### EXERCISE DETAILS
Each line below that contains "นและบรรเทาสาธารณภ" counts once; report the total and nothing more.

......

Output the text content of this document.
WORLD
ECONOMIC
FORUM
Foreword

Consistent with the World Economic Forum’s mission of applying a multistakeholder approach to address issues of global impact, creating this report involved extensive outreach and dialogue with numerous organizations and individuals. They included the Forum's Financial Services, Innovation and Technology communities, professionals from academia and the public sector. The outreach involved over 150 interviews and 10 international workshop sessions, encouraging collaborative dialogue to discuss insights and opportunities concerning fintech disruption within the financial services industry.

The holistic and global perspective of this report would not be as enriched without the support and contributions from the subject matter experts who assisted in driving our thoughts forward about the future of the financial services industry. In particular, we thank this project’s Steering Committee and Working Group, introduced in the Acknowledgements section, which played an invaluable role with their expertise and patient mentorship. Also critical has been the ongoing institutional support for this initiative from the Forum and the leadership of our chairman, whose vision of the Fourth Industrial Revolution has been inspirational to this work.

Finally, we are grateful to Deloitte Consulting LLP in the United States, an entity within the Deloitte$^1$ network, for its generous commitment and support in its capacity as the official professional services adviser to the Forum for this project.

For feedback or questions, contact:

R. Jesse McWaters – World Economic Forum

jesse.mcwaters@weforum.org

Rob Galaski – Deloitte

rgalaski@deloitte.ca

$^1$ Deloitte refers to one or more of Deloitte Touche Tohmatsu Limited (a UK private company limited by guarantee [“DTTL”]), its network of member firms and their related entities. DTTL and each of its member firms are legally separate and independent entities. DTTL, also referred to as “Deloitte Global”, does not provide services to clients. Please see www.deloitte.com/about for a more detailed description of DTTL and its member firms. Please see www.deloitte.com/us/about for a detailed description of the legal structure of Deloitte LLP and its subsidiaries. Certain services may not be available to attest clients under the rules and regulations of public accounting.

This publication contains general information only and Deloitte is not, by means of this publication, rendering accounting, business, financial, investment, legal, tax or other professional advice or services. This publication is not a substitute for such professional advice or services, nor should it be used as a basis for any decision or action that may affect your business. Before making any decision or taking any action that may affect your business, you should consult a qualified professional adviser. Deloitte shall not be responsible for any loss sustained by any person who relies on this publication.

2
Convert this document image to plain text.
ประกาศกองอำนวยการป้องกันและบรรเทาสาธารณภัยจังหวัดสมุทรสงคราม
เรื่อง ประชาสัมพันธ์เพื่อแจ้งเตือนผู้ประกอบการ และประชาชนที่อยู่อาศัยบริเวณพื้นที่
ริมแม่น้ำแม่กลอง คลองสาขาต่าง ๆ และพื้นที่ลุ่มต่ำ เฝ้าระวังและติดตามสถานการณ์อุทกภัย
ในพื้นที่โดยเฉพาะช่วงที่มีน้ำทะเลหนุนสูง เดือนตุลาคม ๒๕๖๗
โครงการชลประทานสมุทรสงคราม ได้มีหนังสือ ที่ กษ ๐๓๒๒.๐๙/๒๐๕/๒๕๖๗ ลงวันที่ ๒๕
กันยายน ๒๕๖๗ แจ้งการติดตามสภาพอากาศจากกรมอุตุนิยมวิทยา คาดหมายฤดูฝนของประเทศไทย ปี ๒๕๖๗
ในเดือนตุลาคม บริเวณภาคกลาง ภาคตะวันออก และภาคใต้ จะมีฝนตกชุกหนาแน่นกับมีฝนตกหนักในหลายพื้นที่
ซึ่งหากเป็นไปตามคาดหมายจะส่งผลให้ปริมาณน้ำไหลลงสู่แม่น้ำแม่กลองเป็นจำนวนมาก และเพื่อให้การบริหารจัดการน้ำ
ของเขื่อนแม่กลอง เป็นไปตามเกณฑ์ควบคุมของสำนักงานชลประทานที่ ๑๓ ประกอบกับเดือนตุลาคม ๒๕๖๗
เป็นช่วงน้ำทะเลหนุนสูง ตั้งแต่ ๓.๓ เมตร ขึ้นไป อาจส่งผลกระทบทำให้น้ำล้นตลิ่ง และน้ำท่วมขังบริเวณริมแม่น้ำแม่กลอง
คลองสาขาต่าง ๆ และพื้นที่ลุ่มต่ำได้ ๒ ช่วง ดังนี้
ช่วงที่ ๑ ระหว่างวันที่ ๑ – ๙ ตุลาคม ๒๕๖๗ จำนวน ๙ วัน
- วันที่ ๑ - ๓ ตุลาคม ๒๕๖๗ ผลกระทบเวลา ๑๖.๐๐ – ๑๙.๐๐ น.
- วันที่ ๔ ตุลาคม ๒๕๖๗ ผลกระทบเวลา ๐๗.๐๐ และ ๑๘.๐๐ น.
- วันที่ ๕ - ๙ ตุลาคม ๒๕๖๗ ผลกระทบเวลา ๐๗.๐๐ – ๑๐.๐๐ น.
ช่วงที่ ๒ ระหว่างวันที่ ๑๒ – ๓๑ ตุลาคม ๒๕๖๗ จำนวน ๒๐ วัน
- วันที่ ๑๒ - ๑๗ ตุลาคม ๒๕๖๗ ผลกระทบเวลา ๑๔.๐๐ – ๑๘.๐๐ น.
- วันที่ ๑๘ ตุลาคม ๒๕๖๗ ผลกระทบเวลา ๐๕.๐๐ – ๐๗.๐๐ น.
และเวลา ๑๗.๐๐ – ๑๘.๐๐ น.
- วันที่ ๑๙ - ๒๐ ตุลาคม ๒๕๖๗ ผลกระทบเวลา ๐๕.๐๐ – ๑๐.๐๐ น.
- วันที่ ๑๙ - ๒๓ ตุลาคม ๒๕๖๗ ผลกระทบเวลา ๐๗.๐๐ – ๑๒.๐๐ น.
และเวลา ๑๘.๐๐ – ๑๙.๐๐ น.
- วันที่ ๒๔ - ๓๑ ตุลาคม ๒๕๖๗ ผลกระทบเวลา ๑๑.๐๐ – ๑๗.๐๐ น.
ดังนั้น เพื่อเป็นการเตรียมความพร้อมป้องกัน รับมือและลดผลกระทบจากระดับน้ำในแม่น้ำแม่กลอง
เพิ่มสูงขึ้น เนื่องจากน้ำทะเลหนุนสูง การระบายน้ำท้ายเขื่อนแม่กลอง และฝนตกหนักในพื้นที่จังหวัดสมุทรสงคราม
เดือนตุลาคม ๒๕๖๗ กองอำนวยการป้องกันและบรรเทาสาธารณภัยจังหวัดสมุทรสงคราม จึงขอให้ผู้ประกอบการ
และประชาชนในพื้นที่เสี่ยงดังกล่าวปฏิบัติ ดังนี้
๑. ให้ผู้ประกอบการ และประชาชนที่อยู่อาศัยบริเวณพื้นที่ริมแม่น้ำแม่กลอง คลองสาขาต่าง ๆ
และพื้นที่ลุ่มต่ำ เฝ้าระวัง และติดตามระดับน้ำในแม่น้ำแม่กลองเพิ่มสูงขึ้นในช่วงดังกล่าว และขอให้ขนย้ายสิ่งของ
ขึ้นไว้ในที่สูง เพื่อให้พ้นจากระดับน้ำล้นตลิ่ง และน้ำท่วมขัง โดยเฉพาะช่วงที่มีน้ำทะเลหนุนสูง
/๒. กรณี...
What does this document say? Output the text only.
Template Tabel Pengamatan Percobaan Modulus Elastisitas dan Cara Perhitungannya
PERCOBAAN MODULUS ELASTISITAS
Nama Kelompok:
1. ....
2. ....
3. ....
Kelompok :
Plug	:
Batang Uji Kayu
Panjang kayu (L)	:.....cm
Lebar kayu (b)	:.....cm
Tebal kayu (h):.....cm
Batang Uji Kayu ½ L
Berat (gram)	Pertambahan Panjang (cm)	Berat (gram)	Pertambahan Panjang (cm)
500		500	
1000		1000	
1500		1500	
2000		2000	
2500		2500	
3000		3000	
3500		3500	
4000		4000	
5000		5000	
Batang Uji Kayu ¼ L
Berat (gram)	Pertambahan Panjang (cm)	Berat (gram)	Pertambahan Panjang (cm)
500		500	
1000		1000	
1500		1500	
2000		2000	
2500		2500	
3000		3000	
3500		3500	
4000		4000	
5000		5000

......

### SOLUTION TO THIS PROBLEM
2